* _Some records_:
◆ ◆ ◆

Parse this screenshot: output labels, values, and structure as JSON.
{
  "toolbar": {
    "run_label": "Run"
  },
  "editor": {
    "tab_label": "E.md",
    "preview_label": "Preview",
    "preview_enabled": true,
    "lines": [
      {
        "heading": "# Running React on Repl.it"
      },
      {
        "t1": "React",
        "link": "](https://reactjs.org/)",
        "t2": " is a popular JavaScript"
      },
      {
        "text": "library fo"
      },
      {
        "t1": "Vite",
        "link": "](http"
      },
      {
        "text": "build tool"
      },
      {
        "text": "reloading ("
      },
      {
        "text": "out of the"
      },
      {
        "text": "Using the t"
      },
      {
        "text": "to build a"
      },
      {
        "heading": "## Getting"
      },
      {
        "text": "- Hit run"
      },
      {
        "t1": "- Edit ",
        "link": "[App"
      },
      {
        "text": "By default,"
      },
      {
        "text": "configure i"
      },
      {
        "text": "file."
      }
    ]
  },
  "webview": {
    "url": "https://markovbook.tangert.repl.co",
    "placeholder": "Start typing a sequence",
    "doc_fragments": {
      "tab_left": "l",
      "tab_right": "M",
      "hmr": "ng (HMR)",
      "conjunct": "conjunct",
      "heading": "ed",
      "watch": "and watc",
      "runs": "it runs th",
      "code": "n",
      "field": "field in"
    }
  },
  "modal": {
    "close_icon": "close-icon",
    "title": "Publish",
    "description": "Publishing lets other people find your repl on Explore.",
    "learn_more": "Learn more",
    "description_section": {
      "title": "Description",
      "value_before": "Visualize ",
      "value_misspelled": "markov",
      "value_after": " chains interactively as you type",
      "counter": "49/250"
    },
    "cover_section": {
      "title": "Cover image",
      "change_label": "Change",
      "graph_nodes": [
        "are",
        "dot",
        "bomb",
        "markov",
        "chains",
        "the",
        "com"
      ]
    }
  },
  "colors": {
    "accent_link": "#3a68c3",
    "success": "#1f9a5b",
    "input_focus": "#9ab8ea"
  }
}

◆ ◆ ◆

* _AIM_:
Copy all lines from the material that include "text".

* _FINAL RESULT_:
        "text": "library fo"
        "text": "build tool"
        "text": "reloading ("
        "text": "out of the"
        "text": "Using the t"
        "text": "to build a"
        "text": "- Hit run"
        "text": "By default,"
        "text": "configure i"
        "text": "file."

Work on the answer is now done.